> _The exercise_:
Copy each line of the entries that contains the word "αὐτοῖς".
═══ Dataset rows
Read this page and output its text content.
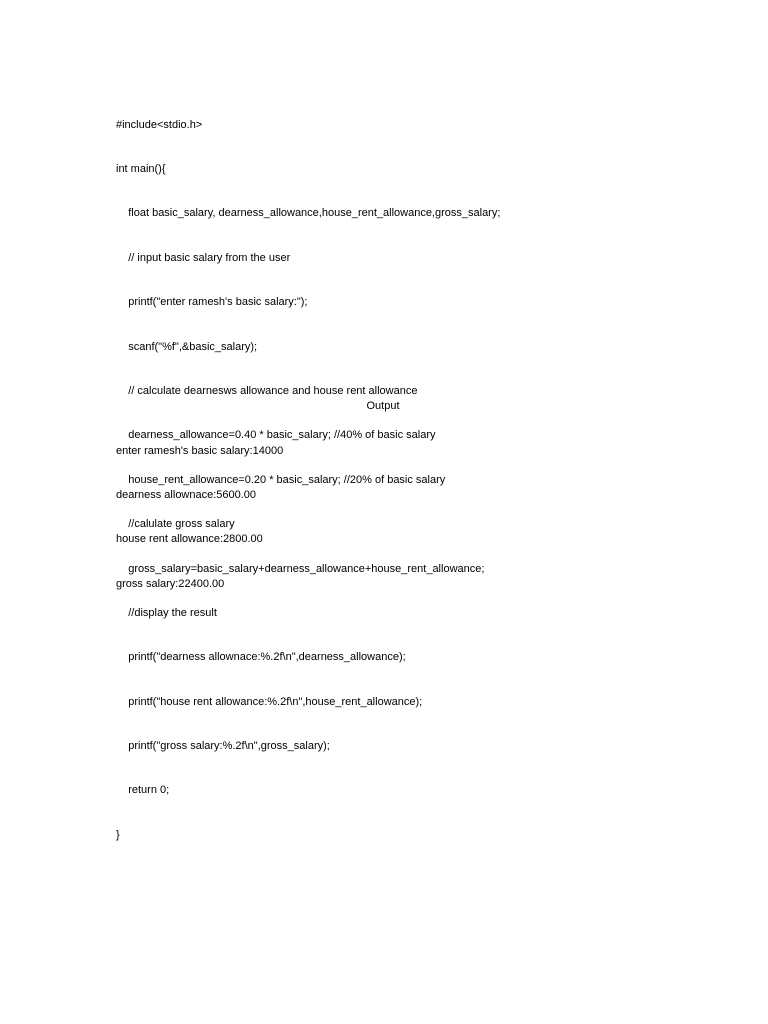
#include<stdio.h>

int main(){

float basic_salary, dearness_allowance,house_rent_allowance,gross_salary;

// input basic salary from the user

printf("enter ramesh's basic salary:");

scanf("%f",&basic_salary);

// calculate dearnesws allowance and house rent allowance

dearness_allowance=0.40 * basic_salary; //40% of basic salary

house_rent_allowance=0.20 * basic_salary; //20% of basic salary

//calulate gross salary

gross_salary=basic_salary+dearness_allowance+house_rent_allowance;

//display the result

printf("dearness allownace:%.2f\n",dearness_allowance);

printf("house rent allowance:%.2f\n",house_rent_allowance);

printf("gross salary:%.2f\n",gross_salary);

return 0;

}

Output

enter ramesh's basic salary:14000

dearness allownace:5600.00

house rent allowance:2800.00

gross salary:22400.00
══════
═══ Dataset rows
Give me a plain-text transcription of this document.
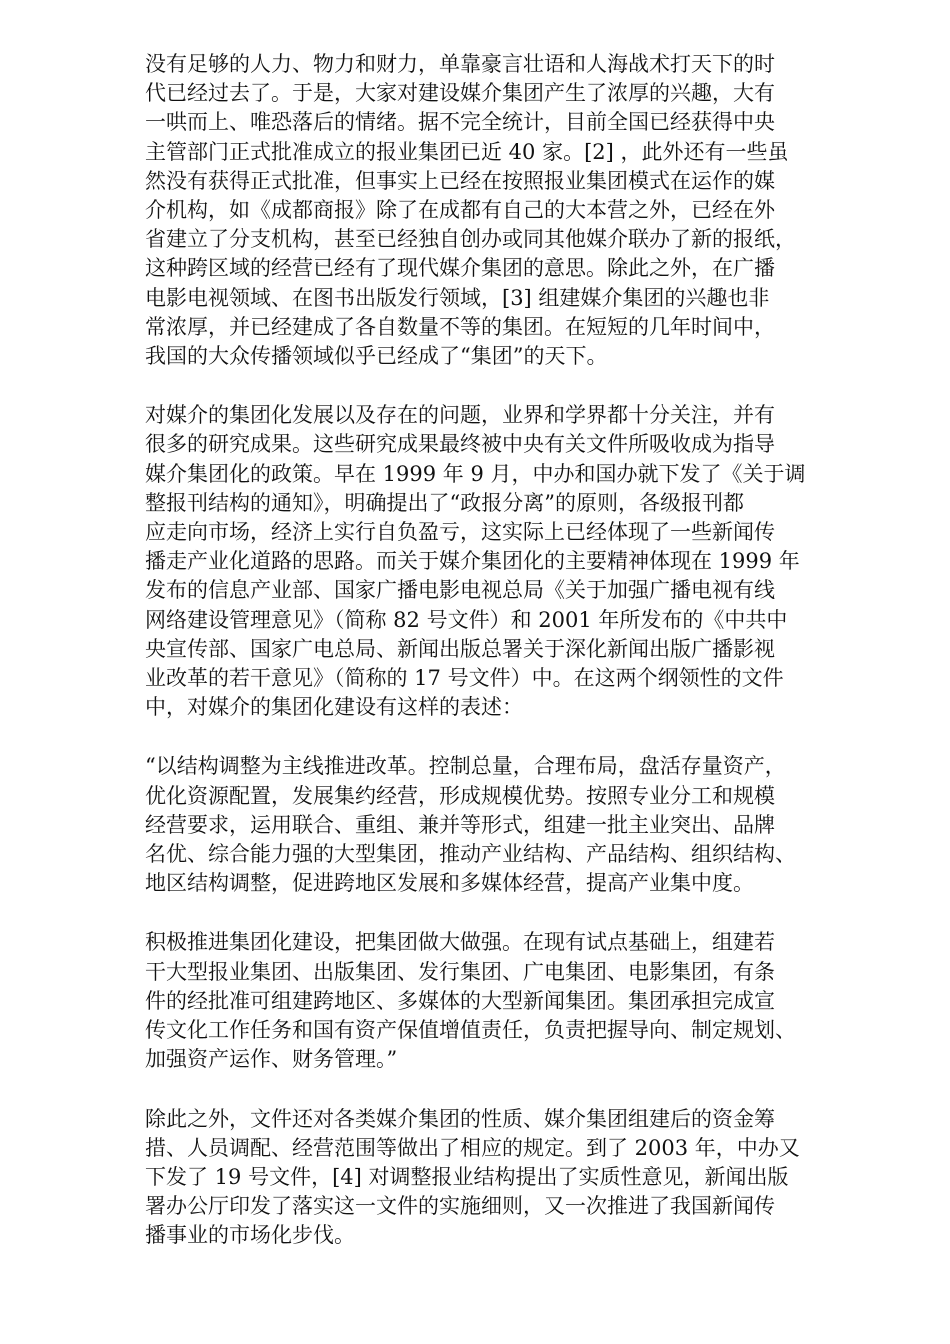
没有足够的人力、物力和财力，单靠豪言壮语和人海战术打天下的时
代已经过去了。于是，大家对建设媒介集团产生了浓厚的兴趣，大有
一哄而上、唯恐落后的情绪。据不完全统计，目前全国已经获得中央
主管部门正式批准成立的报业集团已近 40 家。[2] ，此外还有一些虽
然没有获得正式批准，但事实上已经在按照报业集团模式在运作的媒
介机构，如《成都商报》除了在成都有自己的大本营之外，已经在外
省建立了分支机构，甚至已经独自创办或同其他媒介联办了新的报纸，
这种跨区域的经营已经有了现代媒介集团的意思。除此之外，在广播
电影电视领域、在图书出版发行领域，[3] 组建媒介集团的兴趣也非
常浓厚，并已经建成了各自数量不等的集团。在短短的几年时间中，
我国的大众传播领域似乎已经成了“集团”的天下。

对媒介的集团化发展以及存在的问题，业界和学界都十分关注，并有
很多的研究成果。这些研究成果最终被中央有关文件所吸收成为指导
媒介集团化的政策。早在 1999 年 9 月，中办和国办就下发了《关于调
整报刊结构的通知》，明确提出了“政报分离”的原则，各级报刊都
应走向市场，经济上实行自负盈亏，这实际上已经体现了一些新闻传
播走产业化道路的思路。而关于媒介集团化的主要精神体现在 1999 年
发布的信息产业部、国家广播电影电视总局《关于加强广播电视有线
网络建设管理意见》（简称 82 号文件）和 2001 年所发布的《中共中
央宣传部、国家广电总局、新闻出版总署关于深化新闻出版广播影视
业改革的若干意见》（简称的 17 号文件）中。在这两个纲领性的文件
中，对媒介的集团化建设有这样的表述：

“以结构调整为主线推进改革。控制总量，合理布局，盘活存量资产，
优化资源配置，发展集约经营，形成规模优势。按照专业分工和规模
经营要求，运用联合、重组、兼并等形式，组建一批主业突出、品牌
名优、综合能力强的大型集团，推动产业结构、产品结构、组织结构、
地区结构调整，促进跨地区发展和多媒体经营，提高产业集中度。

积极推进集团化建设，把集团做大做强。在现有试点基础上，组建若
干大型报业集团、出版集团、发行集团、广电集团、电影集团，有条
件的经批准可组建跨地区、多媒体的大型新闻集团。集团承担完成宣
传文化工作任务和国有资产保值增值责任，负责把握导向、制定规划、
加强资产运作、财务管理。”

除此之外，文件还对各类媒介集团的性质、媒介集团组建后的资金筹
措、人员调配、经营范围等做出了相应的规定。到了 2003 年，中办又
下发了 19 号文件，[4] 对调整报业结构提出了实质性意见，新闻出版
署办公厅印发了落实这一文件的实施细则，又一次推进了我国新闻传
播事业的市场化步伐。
══════
═══ Dataset rows
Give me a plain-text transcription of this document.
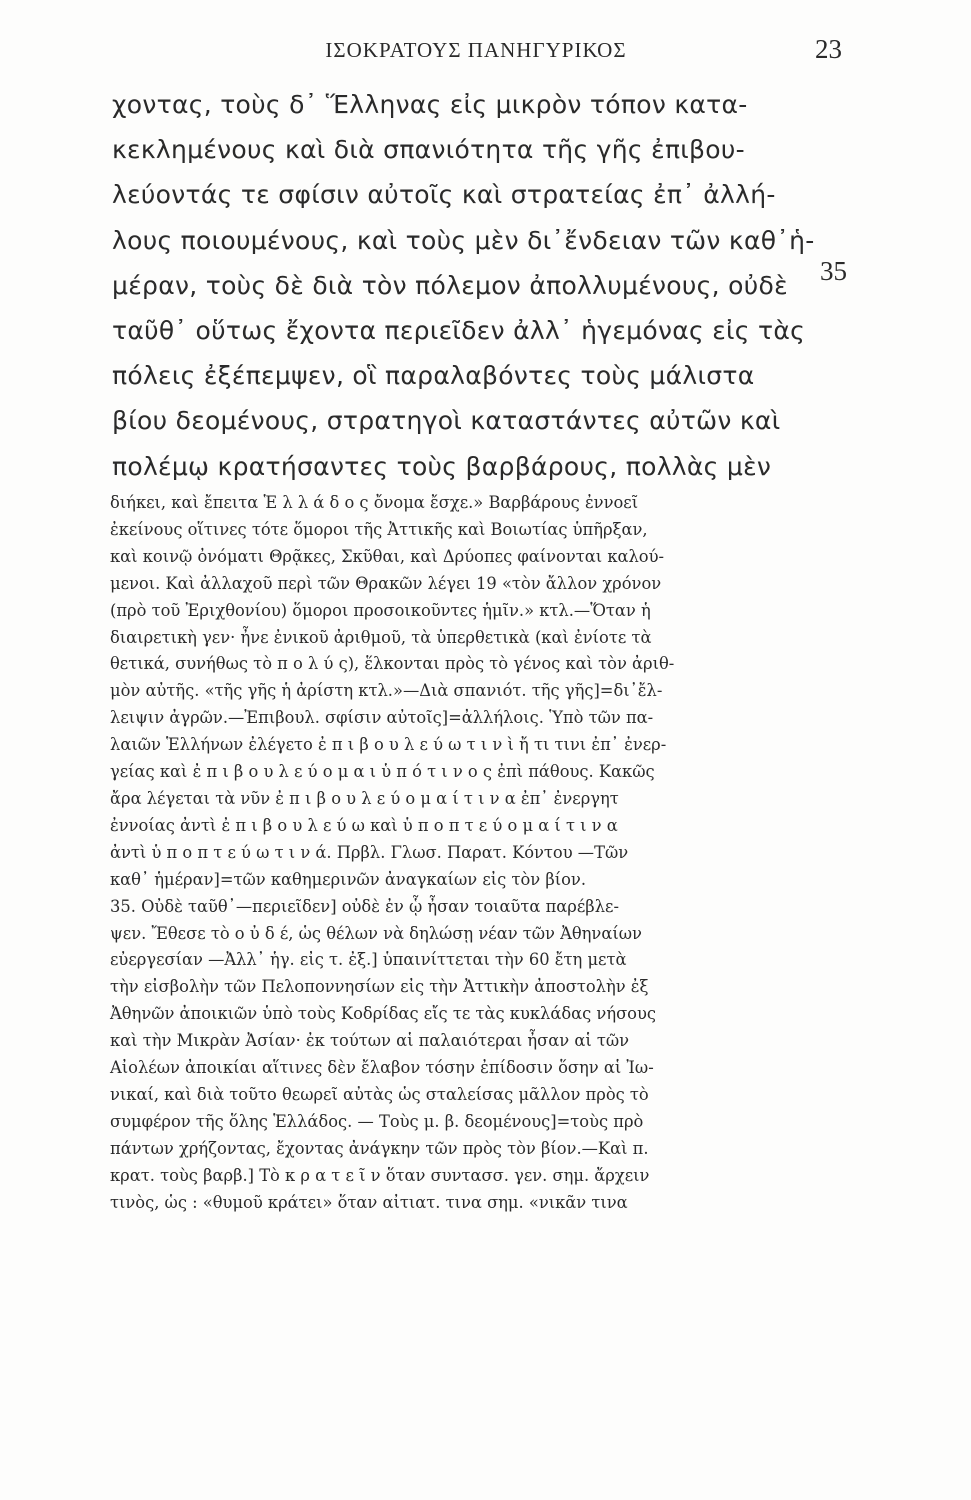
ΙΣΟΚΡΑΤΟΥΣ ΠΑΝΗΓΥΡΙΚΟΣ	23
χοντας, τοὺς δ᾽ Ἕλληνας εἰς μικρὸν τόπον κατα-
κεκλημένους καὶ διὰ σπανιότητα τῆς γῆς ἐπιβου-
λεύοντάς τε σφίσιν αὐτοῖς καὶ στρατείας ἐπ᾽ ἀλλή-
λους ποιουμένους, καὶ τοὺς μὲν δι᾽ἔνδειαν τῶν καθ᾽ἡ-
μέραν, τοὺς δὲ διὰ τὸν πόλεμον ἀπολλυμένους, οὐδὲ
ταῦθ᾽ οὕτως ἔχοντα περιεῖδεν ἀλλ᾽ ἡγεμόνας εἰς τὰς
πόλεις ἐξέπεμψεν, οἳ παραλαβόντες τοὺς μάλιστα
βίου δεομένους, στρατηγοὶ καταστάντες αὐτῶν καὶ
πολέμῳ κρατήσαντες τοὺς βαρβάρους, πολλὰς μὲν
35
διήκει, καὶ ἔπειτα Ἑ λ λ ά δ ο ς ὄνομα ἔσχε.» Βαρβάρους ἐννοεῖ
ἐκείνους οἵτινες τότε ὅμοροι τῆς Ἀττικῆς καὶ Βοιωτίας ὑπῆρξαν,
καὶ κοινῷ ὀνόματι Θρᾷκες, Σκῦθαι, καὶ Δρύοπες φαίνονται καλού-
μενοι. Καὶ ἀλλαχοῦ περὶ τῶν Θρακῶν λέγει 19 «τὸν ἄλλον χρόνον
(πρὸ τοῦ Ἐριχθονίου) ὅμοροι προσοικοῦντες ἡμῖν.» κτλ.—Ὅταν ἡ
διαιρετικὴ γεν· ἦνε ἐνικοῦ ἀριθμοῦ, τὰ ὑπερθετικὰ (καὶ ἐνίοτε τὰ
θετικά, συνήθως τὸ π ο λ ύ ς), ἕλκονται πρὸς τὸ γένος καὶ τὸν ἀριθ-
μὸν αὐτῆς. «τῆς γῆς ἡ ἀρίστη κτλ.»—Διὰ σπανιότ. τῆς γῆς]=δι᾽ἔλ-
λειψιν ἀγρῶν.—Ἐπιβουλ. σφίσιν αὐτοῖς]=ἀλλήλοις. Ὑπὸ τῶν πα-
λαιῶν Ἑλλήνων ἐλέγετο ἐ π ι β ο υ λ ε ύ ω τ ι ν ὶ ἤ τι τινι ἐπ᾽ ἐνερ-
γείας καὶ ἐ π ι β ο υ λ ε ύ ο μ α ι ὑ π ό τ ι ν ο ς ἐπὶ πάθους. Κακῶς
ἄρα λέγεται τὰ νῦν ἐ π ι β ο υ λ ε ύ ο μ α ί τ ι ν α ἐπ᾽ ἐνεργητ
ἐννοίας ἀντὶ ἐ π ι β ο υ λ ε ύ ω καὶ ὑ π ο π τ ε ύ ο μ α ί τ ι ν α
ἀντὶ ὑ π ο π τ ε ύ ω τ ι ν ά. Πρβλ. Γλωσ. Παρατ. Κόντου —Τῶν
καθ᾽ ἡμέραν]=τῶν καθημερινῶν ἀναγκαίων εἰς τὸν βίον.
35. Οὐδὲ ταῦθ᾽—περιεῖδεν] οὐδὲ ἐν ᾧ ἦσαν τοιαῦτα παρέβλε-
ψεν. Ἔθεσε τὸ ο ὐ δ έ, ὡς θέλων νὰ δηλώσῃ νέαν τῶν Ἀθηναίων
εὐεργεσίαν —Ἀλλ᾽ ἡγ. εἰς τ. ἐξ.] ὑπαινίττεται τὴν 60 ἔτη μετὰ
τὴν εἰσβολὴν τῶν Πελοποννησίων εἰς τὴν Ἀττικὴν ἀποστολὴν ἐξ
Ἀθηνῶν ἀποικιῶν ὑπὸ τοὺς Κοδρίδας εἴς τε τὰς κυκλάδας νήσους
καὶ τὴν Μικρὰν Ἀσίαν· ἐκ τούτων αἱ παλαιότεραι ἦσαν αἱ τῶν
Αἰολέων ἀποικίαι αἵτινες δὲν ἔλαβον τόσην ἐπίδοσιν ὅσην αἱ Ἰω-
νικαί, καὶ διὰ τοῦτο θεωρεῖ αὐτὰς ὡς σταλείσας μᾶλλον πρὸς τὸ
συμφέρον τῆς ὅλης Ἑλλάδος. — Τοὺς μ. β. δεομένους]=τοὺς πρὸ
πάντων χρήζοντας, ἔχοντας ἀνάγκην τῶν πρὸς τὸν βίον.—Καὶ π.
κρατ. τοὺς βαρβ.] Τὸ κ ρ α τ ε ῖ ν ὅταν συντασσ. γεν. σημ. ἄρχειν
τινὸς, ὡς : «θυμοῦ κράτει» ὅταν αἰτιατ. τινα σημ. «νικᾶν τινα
══════
> _Complete answer_:
λεύοντάς τε σφίσιν αὐτοῖς καὶ στρατείας ἐπ᾽ ἀλλή-
λειψιν ἀγρῶν.—Ἐπιβουλ. σφίσιν αὐτοῖς]=ἀλλήλοις. Ὑπὸ τῶν πα-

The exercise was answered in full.